Stored data entries =>
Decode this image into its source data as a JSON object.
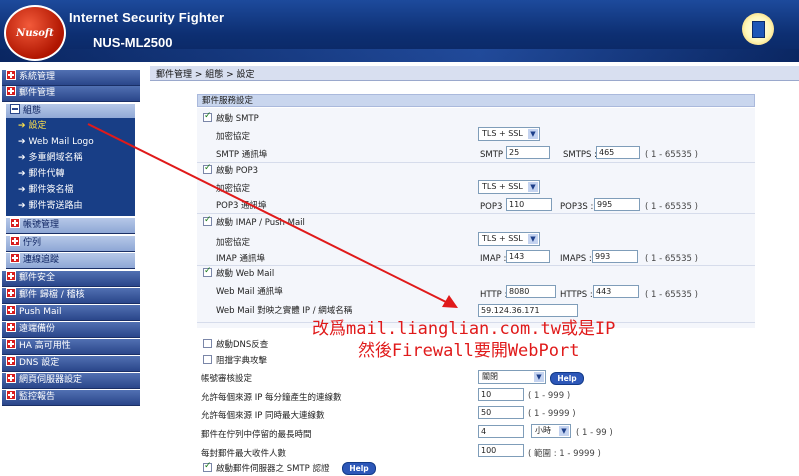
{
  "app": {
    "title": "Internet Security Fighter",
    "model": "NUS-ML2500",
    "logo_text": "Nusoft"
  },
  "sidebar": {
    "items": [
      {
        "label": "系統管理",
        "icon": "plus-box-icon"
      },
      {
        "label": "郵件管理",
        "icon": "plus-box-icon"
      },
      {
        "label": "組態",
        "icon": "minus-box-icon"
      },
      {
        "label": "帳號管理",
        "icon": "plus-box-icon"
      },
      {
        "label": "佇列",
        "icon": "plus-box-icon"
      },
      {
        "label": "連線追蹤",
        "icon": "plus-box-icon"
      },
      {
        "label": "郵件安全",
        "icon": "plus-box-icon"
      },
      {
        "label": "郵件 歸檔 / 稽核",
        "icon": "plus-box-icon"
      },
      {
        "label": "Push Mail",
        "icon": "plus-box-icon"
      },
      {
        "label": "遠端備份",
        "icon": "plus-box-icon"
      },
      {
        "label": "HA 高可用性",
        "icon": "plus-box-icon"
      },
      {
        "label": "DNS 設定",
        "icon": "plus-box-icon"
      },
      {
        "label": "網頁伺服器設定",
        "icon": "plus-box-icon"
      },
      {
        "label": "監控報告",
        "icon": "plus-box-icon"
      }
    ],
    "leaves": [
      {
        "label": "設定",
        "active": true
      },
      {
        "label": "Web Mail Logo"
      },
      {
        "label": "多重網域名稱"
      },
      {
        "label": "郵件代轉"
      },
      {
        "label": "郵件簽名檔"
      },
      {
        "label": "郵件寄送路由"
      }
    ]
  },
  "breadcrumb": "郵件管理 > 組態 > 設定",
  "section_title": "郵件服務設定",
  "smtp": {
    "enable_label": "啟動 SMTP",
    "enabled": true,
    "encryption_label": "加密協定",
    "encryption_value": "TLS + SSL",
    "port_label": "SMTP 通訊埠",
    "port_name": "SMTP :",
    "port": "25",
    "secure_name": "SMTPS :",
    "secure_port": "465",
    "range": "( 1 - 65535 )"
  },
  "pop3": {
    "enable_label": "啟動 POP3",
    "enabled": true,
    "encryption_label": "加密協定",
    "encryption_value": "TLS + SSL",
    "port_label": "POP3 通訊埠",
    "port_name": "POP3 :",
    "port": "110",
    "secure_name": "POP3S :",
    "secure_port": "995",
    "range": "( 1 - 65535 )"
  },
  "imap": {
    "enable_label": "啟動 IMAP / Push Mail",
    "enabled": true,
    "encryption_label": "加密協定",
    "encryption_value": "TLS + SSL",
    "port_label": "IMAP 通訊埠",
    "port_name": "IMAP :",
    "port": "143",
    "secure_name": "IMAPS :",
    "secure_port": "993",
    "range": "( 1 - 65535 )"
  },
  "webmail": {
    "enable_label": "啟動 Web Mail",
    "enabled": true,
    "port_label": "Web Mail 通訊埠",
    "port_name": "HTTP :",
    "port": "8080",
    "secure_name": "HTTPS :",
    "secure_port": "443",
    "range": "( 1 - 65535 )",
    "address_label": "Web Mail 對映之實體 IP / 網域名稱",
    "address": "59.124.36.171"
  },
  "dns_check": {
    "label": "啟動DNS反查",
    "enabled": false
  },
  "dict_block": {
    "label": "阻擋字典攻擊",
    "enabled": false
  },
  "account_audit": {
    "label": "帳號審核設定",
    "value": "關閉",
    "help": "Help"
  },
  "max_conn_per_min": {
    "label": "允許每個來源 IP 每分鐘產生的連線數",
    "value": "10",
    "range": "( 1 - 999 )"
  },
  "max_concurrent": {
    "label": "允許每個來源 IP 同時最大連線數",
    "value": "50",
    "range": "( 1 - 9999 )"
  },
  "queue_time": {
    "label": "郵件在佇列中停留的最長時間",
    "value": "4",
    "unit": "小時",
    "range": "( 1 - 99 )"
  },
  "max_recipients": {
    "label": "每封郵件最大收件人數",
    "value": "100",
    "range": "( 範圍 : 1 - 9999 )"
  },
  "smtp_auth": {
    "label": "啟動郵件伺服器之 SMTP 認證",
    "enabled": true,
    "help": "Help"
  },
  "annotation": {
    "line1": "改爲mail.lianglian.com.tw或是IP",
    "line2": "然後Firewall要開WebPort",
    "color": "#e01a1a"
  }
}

TASK PROMPT => Extract lines where the string "Push" occurs.

FULL OUTPUT =>
        "label": "Push Mail",
    "enable_label": "啟動 IMAP / Push Mail",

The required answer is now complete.